● INSTRUCTION
Return the records verbatim, starting at the line that contains "y-tick-label: 0 %: [35, 543, 57, 558]" and ending at the line that contains "What elements are", inclusive.

## Begin EXTRACTED MATERIAL

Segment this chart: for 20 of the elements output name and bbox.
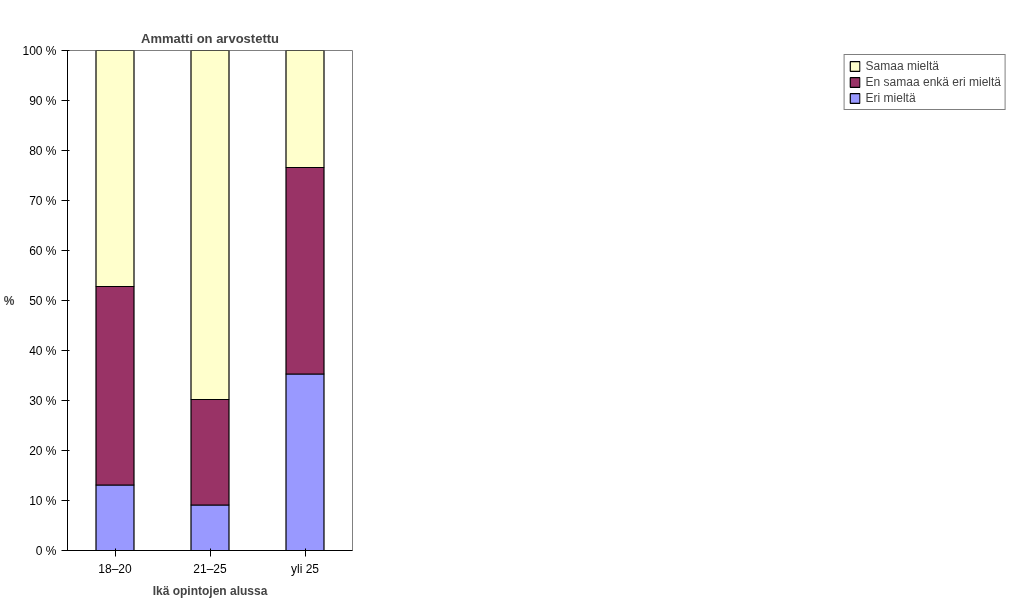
y-tick-label: 0 %: [35, 543, 57, 558]
x-tick-label: yli 25: [290, 561, 320, 576]
chart-title: Ammatti on arvostettu: [141, 30, 280, 46]
x-axis-title: Ikä opintojen alussa: [152, 583, 268, 598]
y-tick-label: 70 %: [29, 193, 57, 208]
legend-label: En samaa enkä eri mieltä: [865, 75, 1001, 89]
y-axis-title: %: [3, 293, 15, 308]
y-tick-label: 30 %: [29, 393, 57, 408]
y-tick-label: 100 %: [22, 43, 57, 58]
x-tick-label: 21–25: [193, 561, 228, 576]
y-tick-label: 80 %: [29, 143, 57, 158]
y-tick-label: 50 %: [29, 293, 57, 308]
y-tick-label: 10 %: [29, 493, 57, 508]
y-tick-label: 90 %: [29, 93, 57, 108]
y-tick-label: 40 %: [29, 343, 57, 358]
x-tick-label: 18–20: [98, 561, 133, 576]
legend-label: Eri mieltä: [865, 91, 916, 105]
y-tick-label: 20 %: [29, 443, 57, 458]
y-tick-label: 60 %: [29, 243, 57, 258]
legend-label: Samaa mieltä: [865, 59, 939, 73]
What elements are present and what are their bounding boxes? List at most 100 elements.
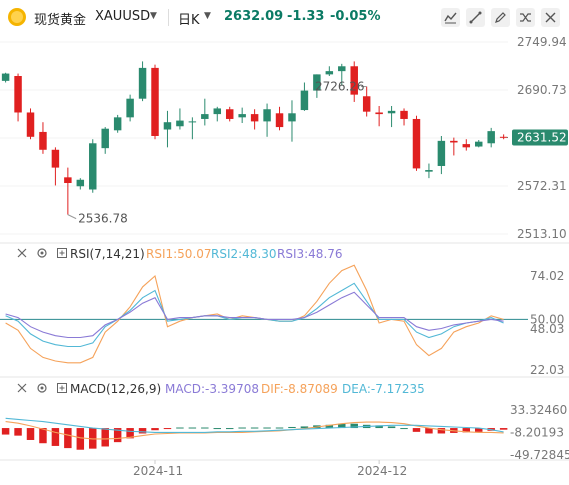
close-icon[interactable] bbox=[16, 247, 28, 259]
price-change-percent: -0.05% bbox=[330, 9, 381, 24]
candle-body bbox=[375, 112, 383, 115]
macd-histogram-bar bbox=[213, 428, 222, 430]
macd-histogram-bar bbox=[288, 426, 296, 429]
macd-histogram-bar bbox=[126, 428, 134, 439]
rsi-axis-tick-label: 50.00 bbox=[530, 312, 564, 326]
rsi3-value: RSI3:48.76 bbox=[277, 247, 343, 261]
rsi-header: RSI(7,14,21) RSI1:50.07 RSI2:48.30 RSI3:… bbox=[0, 247, 400, 263]
macd-histogram-bar bbox=[387, 426, 396, 429]
macd-histogram-bar bbox=[325, 424, 334, 429]
macd-histogram-bar bbox=[475, 428, 483, 432]
macd-axis-tick-label: -49.72845 bbox=[510, 448, 569, 462]
candle-body bbox=[325, 71, 334, 75]
macd-name: MACD(12,26,9) bbox=[70, 382, 162, 396]
candle-body bbox=[1, 73, 10, 81]
macd-histogram-bar bbox=[39, 428, 47, 444]
candle-body bbox=[475, 141, 483, 147]
high-annotation-label: 2726.26 bbox=[315, 80, 365, 94]
close-icon[interactable] bbox=[16, 382, 28, 394]
candle-body bbox=[188, 121, 197, 123]
x-axis-tick-label: 2024-12 bbox=[357, 464, 407, 478]
rsi-series-line-rsi3 bbox=[5, 291, 504, 339]
candle-body bbox=[499, 136, 508, 138]
macd-histogram-bar bbox=[338, 423, 346, 429]
close-icon bbox=[545, 12, 556, 23]
macd-histogram-bar bbox=[499, 428, 508, 430]
draw-icon bbox=[469, 11, 482, 24]
candle-body bbox=[300, 90, 309, 111]
candle-body bbox=[163, 122, 172, 130]
shuffle-icon bbox=[520, 13, 531, 22]
symbol-name[interactable]: 现货黄金 bbox=[34, 13, 87, 28]
symbol-dropdown-icon[interactable]: ▼ bbox=[150, 11, 157, 21]
macd-histogram-bar bbox=[151, 428, 159, 431]
macd-histogram-bar bbox=[300, 426, 309, 429]
rsi1-value: RSI1:50.07 bbox=[146, 247, 212, 261]
pen-button[interactable] bbox=[491, 8, 510, 27]
expand-icon[interactable] bbox=[56, 247, 68, 259]
candle-body bbox=[437, 140, 446, 166]
candle-body bbox=[176, 120, 184, 127]
macd-axis-tick-label: 33.32460 bbox=[510, 403, 567, 417]
rsi-series-line-rsi1 bbox=[5, 264, 504, 364]
close-button[interactable] bbox=[541, 8, 560, 27]
candle-body bbox=[126, 98, 134, 118]
macd-histogram-bar bbox=[26, 428, 35, 440]
period-dropdown-icon[interactable]: ▼ bbox=[204, 11, 211, 21]
candle-body bbox=[462, 144, 471, 148]
macd-histogram-bar bbox=[64, 428, 72, 449]
rsi-axis-tick-label: 48.03 bbox=[530, 322, 564, 336]
candle-body bbox=[64, 177, 72, 184]
macd-value: MACD:-3.39708 bbox=[165, 382, 259, 396]
rsi-axis-tick-label: 22.03 bbox=[530, 363, 564, 377]
gold-coin-icon bbox=[8, 8, 26, 26]
macd-histogram-bar bbox=[76, 428, 85, 450]
candle-body bbox=[387, 110, 396, 114]
expand-icon[interactable] bbox=[56, 382, 68, 394]
pen-icon bbox=[495, 12, 506, 23]
price-axis-tick-label: 2572.31 bbox=[517, 179, 567, 193]
dif-value: DIF:-8.87089 bbox=[261, 382, 338, 396]
candle-body bbox=[201, 114, 209, 119]
macd-histogram-bar bbox=[462, 428, 471, 433]
settings-icon[interactable] bbox=[36, 247, 48, 259]
candle-body bbox=[225, 109, 234, 119]
draw-button[interactable] bbox=[466, 8, 485, 27]
macd-histogram-bar bbox=[412, 428, 421, 432]
candle-body bbox=[89, 143, 97, 190]
macd-histogram-bar bbox=[14, 428, 22, 436]
candle-body bbox=[151, 67, 159, 136]
macd-series-line-dea bbox=[5, 417, 504, 433]
candle-body bbox=[338, 66, 346, 72]
settings-icon[interactable] bbox=[36, 382, 48, 394]
candle-body bbox=[400, 110, 408, 119]
period-selector[interactable]: 日K bbox=[178, 13, 200, 28]
shuffle-button[interactable] bbox=[516, 8, 535, 27]
rsi-axis-tick-label: 74.02 bbox=[530, 269, 564, 283]
symbol-code[interactable]: XAUUSD bbox=[95, 9, 151, 24]
macd-histogram-bar bbox=[1, 428, 10, 435]
macd-histogram-bar bbox=[350, 423, 358, 429]
price-axis-tick-label: 2513.10 bbox=[517, 227, 567, 241]
candle-body bbox=[101, 128, 109, 149]
indicator-button[interactable] bbox=[441, 8, 460, 27]
macd-histogram-bar bbox=[163, 428, 172, 430]
toolbar-divider bbox=[168, 9, 169, 26]
macd-histogram-bar bbox=[375, 425, 383, 429]
last-price-label: 2631.52 bbox=[517, 131, 567, 145]
macd-histogram-bar bbox=[437, 428, 446, 434]
low-annotation-label: 2536.78 bbox=[78, 212, 128, 226]
macd-axis-tick-label: -8.20193 bbox=[510, 426, 564, 440]
candle-body bbox=[487, 131, 495, 144]
candle-body bbox=[113, 117, 122, 131]
macd-histogram-bar bbox=[425, 428, 433, 434]
price-change: -1.33 bbox=[287, 9, 325, 24]
top-toolbar: 现货黄金 XAUUSD ▼ 日K ▼ 2632.09 -1.33 -0.05% bbox=[0, 0, 569, 34]
candle-body bbox=[213, 108, 222, 115]
rsi2-value: RSI2:48.30 bbox=[211, 247, 277, 261]
macd-histogram-bar bbox=[250, 427, 259, 429]
candle-body bbox=[362, 96, 371, 112]
candle-body bbox=[14, 75, 22, 113]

## End EXTRACTED MATERIAL

● THE SOLUTION
y-tick-label: 0 %: [35, 543, 57, 558]
x-tick-label: yli 25: [290, 561, 320, 576]
chart-title: Ammatti on arvostettu: [141, 30, 280, 46]
x-axis-title: Ikä opintojen alussa: [152, 583, 268, 598]
y-tick-label: 70 %: [29, 193, 57, 208]
legend-label: En samaa enkä eri mieltä: [865, 75, 1001, 89]
y-axis-title: %: [3, 293, 15, 308]
y-tick-label: 30 %: [29, 393, 57, 408]
y-tick-label: 100 %: [22, 43, 57, 58]
x-tick-label: 21–25: [193, 561, 228, 576]
y-tick-label: 80 %: [29, 143, 57, 158]
y-tick-label: 50 %: [29, 293, 57, 308]
y-tick-label: 10 %: [29, 493, 57, 508]
y-tick-label: 90 %: [29, 93, 57, 108]
y-tick-label: 40 %: [29, 343, 57, 358]
x-tick-label: 18–20: [98, 561, 133, 576]
legend-label: Eri mieltä: [865, 91, 916, 105]
y-tick-label: 20 %: [29, 443, 57, 458]
y-tick-label: 60 %: [29, 243, 57, 258]
legend-label: Samaa mieltä: [865, 59, 939, 73]
What elements are present and what are their bounding boxes? List at most 100 elements.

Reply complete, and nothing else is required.